#### What is required
Quote the whole listing verbatim.

>> BEGIN Supplied records

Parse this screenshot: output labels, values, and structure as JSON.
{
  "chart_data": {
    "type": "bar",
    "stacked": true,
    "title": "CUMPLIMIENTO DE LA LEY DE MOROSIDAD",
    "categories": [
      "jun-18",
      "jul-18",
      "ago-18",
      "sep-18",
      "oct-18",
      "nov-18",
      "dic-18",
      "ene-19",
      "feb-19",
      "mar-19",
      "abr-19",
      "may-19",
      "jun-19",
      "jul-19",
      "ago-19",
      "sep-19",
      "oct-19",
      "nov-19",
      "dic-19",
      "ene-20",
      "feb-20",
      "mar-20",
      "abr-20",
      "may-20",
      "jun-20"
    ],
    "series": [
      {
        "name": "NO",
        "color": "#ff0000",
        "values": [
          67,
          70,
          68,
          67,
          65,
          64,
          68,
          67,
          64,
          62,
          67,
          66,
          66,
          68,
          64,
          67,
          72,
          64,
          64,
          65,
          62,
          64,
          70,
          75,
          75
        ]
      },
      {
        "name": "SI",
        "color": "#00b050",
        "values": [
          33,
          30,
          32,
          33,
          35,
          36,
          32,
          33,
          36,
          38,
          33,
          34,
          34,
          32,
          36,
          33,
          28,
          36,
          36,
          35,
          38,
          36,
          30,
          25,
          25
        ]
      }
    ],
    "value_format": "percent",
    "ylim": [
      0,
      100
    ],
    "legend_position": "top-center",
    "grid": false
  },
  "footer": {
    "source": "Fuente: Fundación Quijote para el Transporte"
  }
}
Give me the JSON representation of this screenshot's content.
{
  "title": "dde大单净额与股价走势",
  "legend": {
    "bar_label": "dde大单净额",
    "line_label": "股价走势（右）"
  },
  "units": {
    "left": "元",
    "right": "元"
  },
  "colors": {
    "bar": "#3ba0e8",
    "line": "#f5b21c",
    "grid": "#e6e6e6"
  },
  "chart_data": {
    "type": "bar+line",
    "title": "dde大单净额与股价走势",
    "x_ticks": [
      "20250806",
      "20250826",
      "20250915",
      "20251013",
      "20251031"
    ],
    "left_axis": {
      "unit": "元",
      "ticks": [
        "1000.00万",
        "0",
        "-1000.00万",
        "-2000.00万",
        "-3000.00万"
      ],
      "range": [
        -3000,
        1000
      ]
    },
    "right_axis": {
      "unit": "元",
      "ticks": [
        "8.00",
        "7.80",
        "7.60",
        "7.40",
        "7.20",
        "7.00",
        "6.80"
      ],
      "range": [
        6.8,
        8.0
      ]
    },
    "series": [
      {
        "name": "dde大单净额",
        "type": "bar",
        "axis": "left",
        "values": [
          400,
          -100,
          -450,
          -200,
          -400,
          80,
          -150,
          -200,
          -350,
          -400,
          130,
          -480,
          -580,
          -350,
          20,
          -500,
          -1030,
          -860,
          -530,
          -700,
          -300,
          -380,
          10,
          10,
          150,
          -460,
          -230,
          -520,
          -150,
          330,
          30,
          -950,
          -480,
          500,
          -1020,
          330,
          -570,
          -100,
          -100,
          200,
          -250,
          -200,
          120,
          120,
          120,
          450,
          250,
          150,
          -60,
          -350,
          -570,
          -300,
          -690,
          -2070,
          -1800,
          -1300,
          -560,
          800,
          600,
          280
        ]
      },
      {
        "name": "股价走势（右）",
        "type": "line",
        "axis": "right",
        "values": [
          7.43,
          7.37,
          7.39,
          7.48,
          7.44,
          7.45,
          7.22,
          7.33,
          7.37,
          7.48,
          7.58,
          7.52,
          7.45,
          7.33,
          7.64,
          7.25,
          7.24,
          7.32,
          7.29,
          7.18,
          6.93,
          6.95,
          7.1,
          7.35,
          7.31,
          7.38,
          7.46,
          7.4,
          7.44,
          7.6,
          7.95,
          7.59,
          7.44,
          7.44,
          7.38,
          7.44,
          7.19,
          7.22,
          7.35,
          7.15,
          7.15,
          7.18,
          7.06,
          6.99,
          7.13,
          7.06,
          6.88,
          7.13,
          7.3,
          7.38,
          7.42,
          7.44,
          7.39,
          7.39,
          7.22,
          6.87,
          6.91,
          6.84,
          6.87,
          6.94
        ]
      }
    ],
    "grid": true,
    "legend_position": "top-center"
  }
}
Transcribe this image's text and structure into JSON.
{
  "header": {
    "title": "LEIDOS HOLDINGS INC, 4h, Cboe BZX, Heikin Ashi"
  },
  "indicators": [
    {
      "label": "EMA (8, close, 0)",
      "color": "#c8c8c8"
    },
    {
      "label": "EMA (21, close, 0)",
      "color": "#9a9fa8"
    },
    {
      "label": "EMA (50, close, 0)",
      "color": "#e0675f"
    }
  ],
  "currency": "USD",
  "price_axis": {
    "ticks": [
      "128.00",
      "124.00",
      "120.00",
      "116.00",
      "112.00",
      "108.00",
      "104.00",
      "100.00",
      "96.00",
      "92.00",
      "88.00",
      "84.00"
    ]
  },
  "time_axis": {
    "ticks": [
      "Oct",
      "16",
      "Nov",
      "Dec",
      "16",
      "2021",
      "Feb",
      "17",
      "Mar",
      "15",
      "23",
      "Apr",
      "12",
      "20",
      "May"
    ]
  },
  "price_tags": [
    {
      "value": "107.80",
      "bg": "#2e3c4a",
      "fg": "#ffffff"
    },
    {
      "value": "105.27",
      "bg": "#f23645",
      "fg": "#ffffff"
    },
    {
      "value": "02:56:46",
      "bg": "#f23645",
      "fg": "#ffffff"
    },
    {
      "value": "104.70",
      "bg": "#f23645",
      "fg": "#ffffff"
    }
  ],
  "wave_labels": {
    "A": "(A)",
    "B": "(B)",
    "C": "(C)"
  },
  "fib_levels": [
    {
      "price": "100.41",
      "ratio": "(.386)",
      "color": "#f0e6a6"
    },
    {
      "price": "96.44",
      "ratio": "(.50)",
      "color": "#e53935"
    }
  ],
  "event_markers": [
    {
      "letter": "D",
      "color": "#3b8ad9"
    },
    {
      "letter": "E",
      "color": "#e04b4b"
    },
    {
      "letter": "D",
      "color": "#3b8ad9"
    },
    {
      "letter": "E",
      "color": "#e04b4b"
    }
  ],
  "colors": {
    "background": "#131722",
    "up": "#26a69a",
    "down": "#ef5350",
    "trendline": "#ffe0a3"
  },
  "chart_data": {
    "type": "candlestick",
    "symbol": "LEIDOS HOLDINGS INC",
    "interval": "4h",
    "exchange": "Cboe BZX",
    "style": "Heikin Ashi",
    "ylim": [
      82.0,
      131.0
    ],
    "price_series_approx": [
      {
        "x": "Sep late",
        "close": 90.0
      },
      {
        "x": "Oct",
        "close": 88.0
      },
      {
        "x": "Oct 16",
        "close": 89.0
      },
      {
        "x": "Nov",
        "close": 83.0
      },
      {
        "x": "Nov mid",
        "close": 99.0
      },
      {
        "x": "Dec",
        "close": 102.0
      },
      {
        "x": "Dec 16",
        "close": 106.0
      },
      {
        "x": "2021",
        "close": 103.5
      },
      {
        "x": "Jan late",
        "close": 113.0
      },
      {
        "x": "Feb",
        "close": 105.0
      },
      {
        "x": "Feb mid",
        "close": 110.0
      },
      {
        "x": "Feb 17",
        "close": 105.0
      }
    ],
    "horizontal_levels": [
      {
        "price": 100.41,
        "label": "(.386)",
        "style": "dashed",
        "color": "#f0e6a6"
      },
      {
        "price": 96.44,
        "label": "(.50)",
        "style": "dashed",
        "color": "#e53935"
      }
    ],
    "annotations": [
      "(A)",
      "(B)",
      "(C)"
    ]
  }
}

>> END Supplied records

#### Solution to this task
Parse this screenshot: output labels, values, and structure as JSON.
{
  "chart_data": {
    "type": "bar",
    "stacked": true,
    "title": "CUMPLIMIENTO DE LA LEY DE MOROSIDAD",
    "categories": [
      "jun-18",
      "jul-18",
      "ago-18",
      "sep-18",
      "oct-18",
      "nov-18",
      "dic-18",
      "ene-19",
      "feb-19",
      "mar-19",
      "abr-19",
      "may-19",
      "jun-19",
      "jul-19",
      "ago-19",
      "sep-19",
      "oct-19",
      "nov-19",
      "dic-19",
      "ene-20",
      "feb-20",
      "mar-20",
      "abr-20",
      "may-20",
      "jun-20"
    ],
    "series": [
      {
        "name": "NO",
        "color": "#ff0000",
        "values": [
          67,
          70,
          68,
          67,
          65,
          64,
          68,
          67,
          64,
          62,
          67,
          66,
          66,
          68,
          64,
          67,
          72,
          64,
          64,
          65,
          62,
          64,
          70,
          75,
          75
        ]
      },
      {
        "name": "SI",
        "color": "#00b050",
        "values": [
          33,
          30,
          32,
          33,
          35,
          36,
          32,
          33,
          36,
          38,
          33,
          34,
          34,
          32,
          36,
          33,
          28,
          36,
          36,
          35,
          38,
          36,
          30,
          25,
          25
        ]
      }
    ],
    "value_format": "percent",
    "ylim": [
      0,
      100
    ],
    "legend_position": "top-center",
    "grid": false
  },
  "footer": {
    "source": "Fuente: Fundación Quijote para el Transporte"
  }
}
Give me the JSON representation of this screenshot's content.
{
  "title": "dde大单净额与股价走势",
  "legend": {
    "bar_label": "dde大单净额",
    "line_label": "股价走势（右）"
  },
  "units": {
    "left": "元",
    "right": "元"
  },
  "colors": {
    "bar": "#3ba0e8",
    "line": "#f5b21c",
    "grid": "#e6e6e6"
  },
  "chart_data": {
    "type": "bar+line",
    "title": "dde大单净额与股价走势",
    "x_ticks": [
      "20250806",
      "20250826",
      "20250915",
      "20251013",
      "20251031"
    ],
    "left_axis": {
      "unit": "元",
      "ticks": [
        "1000.00万",
        "0",
        "-1000.00万",
        "-2000.00万",
        "-3000.00万"
      ],
      "range": [
        -3000,
        1000
      ]
    },
    "right_axis": {
      "unit": "元",
      "ticks": [
        "8.00",
        "7.80",
        "7.60",
        "7.40",
        "7.20",
        "7.00",
        "6.80"
      ],
      "range": [
        6.8,
        8.0
      ]
    },
    "series": [
      {
        "name": "dde大单净额",
        "type": "bar",
        "axis": "left",
        "values": [
          400,
          -100,
          -450,
          -200,
          -400,
          80,
          -150,
          -200,
          -350,
          -400,
          130,
          -480,
          -580,
          -350,
          20,
          -500,
          -1030,
          -860,
          -530,
          -700,
          -300,
          -380,
          10,
          10,
          150,
          -460,
          -230,
          -520,
          -150,
          330,
          30,
          -950,
          -480,
          500,
          -1020,
          330,
          -570,
          -100,
          -100,
          200,
          -250,
          -200,
          120,
          120,
          120,
          450,
          250,
          150,
          -60,
          -350,
          -570,
          -300,
          -690,
          -2070,
          -1800,
          -1300,
          -560,
          800,
          600,
          280
        ]
      },
      {
        "name": "股价走势（右）",
        "type": "line",
        "axis": "right",
        "values": [
          7.43,
          7.37,
          7.39,
          7.48,
          7.44,
          7.45,
          7.22,
          7.33,
          7.37,
          7.48,
          7.58,
          7.52,
          7.45,
          7.33,
          7.64,
          7.25,
          7.24,
          7.32,
          7.29,
          7.18,
          6.93,
          6.95,
          7.1,
          7.35,
          7.31,
          7.38,
          7.46,
          7.4,
          7.44,
          7.6,
          7.95,
          7.59,
          7.44,
          7.44,
          7.38,
          7.44,
          7.19,
          7.22,
          7.35,
          7.15,
          7.15,
          7.18,
          7.06,
          6.99,
          7.13,
          7.06,
          6.88,
          7.13,
          7.3,
          7.38,
          7.42,
          7.44,
          7.39,
          7.39,
          7.22,
          6.87,
          6.91,
          6.84,
          6.87,
          6.94
        ]
      }
    ],
    "grid": true,
    "legend_position": "top-center"
  }
}
Transcribe this image's text and structure into JSON.
{
  "header": {
    "title": "LEIDOS HOLDINGS INC, 4h, Cboe BZX, Heikin Ashi"
  },
  "indicators": [
    {
      "label": "EMA (8, close, 0)",
      "color": "#c8c8c8"
    },
    {
      "label": "EMA (21, close, 0)",
      "color": "#9a9fa8"
    },
    {
      "label": "EMA (50, close, 0)",
      "color": "#e0675f"
    }
  ],
  "currency": "USD",
  "price_axis": {
    "ticks": [
      "128.00",
      "124.00",
      "120.00",
      "116.00",
      "112.00",
      "108.00",
      "104.00",
      "100.00",
      "96.00",
      "92.00",
      "88.00",
      "84.00"
    ]
  },
  "time_axis": {
    "ticks": [
      "Oct",
      "16",
      "Nov",
      "Dec",
      "16",
      "2021",
      "Feb",
      "17",
      "Mar",
      "15",
      "23",
      "Apr",
      "12",
      "20",
      "May"
    ]
  },
  "price_tags": [
    {
      "value": "107.80",
      "bg": "#2e3c4a",
      "fg": "#ffffff"
    },
    {
      "value": "105.27",
      "bg": "#f23645",
      "fg": "#ffffff"
    },
    {
      "value": "02:56:46",
      "bg": "#f23645",
      "fg": "#ffffff"
    },
    {
      "value": "104.70",
      "bg": "#f23645",
      "fg": "#ffffff"
    }
  ],
  "wave_labels": {
    "A": "(A)",
    "B": "(B)",
    "C": "(C)"
  },
  "fib_levels": [
    {
      "price": "100.41",
      "ratio": "(.386)",
      "color": "#f0e6a6"
    },
    {
      "price": "96.44",
      "ratio": "(.50)",
      "color": "#e53935"
    }
  ],
  "event_markers": [
    {
      "letter": "D",
      "color": "#3b8ad9"
    },
    {
      "letter": "E",
      "color": "#e04b4b"
    },
    {
      "letter": "D",
      "color": "#3b8ad9"
    },
    {
      "letter": "E",
      "color": "#e04b4b"
    }
  ],
  "colors": {
    "background": "#131722",
    "up": "#26a69a",
    "down": "#ef5350",
    "trendline": "#ffe0a3"
  },
  "chart_data": {
    "type": "candlestick",
    "symbol": "LEIDOS HOLDINGS INC",
    "interval": "4h",
    "exchange": "Cboe BZX",
    "style": "Heikin Ashi",
    "ylim": [
      82.0,
      131.0
    ],
    "price_series_approx": [
      {
        "x": "Sep late",
        "close": 90.0
      },
      {
        "x": "Oct",
        "close": 88.0
      },
      {
        "x": "Oct 16",
        "close": 89.0
      },
      {
        "x": "Nov",
        "close": 83.0
      },
      {
        "x": "Nov mid",
        "close": 99.0
      },
      {
        "x": "Dec",
        "close": 102.0
      },
      {
        "x": "Dec 16",
        "close": 106.0
      },
      {
        "x": "2021",
        "close": 103.5
      },
      {
        "x": "Jan late",
        "close": 113.0
      },
      {
        "x": "Feb",
        "close": 105.0
      },
      {
        "x": "Feb mid",
        "close": 110.0
      },
      {
        "x": "Feb 17",
        "close": 105.0
      }
    ],
    "horizontal_levels": [
      {
        "price": 100.41,
        "label": "(.386)",
        "style": "dashed",
        "color": "#f0e6a6"
      },
      {
        "price": 96.44,
        "label": "(.50)",
        "style": "dashed",
        "color": "#e53935"
      }
    ],
    "annotations": [
      "(A)",
      "(B)",
      "(C)"
    ]
  }
}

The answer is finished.